EXERCISE INSTRUCTIONS → Go through the lines below and copy any that hold the string "DOTATATE".

PROVIDED DATA →

————

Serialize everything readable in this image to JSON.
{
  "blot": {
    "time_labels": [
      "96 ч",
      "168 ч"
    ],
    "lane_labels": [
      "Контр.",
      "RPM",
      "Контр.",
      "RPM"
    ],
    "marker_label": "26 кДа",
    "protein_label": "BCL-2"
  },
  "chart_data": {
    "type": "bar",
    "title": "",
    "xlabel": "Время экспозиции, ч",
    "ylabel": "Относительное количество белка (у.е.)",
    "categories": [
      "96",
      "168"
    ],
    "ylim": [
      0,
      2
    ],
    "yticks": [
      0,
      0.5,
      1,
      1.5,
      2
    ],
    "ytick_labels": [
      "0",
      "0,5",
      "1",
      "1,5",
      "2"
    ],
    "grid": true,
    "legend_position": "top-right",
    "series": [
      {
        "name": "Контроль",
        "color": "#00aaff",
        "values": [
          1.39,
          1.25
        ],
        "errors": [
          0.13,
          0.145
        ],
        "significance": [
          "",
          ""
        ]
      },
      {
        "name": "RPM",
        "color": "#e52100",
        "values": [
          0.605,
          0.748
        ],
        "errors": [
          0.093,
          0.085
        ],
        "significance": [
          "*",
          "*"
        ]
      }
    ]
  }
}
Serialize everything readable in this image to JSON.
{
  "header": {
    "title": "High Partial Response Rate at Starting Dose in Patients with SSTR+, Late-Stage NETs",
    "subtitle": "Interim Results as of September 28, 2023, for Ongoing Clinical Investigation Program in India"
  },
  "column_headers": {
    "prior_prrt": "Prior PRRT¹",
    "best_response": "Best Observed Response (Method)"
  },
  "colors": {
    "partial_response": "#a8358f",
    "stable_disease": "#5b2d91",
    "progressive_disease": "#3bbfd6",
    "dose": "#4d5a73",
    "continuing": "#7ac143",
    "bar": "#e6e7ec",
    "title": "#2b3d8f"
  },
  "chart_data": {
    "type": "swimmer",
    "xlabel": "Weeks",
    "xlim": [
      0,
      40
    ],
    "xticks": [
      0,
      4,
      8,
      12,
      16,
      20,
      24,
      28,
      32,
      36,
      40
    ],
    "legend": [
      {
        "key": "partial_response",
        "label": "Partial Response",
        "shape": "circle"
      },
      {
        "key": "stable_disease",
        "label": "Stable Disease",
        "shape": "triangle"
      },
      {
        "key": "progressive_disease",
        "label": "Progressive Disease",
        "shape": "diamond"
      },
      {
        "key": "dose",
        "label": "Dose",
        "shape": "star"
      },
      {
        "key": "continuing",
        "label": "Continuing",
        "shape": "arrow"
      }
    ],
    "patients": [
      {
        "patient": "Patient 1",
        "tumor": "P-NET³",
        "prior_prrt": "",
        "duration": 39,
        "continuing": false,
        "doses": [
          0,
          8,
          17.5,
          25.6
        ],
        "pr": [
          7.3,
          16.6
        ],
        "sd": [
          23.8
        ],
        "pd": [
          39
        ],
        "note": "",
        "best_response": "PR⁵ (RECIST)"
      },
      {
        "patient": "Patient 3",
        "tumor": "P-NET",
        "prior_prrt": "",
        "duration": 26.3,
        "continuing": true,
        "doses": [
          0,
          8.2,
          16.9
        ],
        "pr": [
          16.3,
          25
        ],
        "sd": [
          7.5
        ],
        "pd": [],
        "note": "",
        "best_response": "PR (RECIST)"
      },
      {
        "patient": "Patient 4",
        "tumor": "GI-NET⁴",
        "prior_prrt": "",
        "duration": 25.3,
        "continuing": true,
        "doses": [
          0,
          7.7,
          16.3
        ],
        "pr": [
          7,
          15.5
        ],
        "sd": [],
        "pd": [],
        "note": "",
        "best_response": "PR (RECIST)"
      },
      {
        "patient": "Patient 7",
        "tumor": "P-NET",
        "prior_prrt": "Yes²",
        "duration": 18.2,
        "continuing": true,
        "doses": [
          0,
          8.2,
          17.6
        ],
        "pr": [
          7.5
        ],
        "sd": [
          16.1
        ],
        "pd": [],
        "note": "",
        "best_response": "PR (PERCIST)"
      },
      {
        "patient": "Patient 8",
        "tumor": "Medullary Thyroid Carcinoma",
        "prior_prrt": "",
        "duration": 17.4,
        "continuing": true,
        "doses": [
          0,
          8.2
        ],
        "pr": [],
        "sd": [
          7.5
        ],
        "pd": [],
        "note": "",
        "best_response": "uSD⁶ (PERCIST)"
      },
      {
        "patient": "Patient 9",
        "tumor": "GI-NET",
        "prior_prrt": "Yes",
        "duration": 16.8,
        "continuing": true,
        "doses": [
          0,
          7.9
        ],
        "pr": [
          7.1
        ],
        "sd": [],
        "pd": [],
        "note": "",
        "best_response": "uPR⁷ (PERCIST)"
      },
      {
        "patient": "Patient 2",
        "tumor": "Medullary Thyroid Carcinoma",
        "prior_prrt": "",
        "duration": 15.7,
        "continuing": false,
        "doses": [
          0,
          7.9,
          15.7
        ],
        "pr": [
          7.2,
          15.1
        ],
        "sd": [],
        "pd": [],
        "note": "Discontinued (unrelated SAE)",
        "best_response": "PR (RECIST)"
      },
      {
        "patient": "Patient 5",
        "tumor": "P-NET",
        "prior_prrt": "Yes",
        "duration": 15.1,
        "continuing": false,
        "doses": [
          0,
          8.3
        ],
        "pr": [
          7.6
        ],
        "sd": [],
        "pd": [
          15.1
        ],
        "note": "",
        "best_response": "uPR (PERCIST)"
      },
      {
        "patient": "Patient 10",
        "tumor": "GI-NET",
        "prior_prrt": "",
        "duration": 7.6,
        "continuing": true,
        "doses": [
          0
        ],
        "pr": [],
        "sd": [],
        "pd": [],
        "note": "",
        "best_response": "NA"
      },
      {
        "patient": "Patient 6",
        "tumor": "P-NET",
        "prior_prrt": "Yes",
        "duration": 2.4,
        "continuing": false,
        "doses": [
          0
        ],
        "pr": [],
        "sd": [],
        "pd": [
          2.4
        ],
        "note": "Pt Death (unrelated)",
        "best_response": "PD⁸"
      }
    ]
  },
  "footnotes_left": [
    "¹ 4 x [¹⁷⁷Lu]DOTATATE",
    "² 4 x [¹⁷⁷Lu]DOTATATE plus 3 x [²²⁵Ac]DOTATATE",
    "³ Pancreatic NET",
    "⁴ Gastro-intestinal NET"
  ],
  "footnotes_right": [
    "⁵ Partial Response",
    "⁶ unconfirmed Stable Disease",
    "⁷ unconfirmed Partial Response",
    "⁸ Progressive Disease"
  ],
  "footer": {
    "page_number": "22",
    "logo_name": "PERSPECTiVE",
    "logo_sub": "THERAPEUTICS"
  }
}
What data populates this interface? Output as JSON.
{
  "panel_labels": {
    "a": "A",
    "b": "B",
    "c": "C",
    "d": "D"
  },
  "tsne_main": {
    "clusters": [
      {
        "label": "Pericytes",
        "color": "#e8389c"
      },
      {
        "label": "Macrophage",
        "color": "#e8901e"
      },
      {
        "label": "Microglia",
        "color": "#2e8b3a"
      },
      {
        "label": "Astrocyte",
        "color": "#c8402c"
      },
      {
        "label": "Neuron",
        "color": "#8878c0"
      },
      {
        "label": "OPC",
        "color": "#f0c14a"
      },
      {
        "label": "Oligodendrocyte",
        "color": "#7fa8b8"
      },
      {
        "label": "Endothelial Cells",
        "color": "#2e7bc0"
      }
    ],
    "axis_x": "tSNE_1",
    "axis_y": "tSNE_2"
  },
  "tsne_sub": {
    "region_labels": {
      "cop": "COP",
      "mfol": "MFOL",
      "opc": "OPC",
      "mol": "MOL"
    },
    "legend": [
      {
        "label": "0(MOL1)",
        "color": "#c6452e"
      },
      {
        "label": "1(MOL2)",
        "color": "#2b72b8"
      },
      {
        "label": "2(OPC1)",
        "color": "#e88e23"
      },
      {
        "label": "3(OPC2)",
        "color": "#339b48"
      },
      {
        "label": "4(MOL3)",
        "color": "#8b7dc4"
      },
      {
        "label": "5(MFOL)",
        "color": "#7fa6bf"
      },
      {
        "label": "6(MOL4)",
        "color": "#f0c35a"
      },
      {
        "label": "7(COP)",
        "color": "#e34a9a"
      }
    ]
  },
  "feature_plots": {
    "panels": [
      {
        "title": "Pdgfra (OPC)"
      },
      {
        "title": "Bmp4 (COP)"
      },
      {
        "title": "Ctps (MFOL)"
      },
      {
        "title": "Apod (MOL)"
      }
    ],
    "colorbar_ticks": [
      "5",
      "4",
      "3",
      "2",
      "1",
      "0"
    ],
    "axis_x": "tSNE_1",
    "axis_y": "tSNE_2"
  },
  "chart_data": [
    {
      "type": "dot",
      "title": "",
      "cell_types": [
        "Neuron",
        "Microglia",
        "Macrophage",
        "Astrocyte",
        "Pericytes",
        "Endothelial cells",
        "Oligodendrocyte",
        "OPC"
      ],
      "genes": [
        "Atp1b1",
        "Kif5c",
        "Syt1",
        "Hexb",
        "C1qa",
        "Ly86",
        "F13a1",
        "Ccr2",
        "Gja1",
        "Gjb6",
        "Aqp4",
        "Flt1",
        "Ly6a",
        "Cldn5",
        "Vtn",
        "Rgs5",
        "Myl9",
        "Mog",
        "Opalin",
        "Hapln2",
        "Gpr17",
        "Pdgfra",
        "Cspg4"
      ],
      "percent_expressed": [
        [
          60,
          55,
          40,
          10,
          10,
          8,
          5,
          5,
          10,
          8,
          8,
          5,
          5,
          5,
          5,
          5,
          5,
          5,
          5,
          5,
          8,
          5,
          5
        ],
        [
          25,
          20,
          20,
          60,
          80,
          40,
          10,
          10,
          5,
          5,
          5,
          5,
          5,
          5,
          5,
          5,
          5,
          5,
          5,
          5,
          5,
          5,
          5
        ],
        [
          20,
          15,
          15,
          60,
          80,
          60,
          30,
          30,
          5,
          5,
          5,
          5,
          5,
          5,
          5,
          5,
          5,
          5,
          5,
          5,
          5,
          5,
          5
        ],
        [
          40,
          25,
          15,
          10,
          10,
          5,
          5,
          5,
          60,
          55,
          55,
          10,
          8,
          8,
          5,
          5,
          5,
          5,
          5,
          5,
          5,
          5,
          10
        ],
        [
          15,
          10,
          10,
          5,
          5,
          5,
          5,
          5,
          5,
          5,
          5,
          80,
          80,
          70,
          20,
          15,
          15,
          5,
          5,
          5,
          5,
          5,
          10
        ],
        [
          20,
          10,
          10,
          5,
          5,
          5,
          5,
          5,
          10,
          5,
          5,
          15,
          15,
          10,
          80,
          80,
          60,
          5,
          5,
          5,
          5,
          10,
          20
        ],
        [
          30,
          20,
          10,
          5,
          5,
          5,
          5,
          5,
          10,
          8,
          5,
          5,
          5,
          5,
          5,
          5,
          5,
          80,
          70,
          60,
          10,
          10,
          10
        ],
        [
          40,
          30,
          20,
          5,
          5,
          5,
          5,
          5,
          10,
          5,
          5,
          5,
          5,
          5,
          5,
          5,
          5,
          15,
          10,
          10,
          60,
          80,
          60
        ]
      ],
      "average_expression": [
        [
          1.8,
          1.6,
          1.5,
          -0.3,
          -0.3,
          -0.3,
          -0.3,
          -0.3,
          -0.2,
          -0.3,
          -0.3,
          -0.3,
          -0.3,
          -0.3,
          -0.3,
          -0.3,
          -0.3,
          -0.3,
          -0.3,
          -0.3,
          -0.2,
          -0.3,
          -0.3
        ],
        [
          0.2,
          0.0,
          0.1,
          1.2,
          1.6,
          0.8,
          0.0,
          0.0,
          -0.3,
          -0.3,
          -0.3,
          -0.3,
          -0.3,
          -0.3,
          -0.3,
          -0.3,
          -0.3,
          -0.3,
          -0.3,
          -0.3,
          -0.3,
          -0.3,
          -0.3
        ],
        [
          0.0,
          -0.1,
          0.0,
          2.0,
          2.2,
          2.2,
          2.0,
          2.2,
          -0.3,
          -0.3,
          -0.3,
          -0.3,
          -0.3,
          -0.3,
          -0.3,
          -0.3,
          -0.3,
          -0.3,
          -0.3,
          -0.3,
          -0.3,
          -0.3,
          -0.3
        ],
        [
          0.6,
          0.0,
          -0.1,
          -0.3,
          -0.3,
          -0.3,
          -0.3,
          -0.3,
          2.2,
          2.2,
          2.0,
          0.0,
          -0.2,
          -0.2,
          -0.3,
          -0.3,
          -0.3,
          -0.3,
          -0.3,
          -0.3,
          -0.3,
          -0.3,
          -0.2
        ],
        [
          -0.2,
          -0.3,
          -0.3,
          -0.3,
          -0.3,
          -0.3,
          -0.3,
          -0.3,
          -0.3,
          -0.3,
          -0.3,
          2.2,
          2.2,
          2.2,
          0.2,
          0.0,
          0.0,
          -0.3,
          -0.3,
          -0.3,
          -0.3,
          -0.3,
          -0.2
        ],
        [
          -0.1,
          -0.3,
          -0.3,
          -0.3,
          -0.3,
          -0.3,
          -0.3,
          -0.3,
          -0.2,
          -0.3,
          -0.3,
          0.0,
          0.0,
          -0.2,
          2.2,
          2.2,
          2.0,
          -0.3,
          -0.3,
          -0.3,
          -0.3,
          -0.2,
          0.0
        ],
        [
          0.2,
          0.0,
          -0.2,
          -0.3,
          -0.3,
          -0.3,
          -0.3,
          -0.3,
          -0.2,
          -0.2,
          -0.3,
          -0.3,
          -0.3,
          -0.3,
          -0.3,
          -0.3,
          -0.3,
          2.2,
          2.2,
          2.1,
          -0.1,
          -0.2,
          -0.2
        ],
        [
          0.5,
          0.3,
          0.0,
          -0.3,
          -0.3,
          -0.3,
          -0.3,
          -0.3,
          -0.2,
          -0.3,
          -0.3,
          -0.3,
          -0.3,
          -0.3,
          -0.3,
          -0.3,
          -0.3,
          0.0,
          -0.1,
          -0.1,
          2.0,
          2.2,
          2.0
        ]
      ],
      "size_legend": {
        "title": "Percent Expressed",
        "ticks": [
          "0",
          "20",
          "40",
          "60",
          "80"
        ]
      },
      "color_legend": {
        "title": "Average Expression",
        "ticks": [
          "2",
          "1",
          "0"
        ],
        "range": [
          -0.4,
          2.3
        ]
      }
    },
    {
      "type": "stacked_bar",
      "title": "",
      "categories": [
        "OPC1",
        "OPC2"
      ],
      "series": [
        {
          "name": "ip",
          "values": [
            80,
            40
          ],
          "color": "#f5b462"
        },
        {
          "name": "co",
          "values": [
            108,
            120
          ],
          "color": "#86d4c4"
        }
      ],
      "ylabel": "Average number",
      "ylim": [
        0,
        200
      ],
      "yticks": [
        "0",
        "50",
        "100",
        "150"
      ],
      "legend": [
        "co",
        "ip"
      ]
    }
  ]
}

————

RESULT FOR THIS TASK →
    "¹ 4 x [¹⁷⁷Lu]DOTATATE",
    "² 4 x [¹⁷⁷Lu]DOTATATE plus 3 x [²²⁵Ac]DOTATATE",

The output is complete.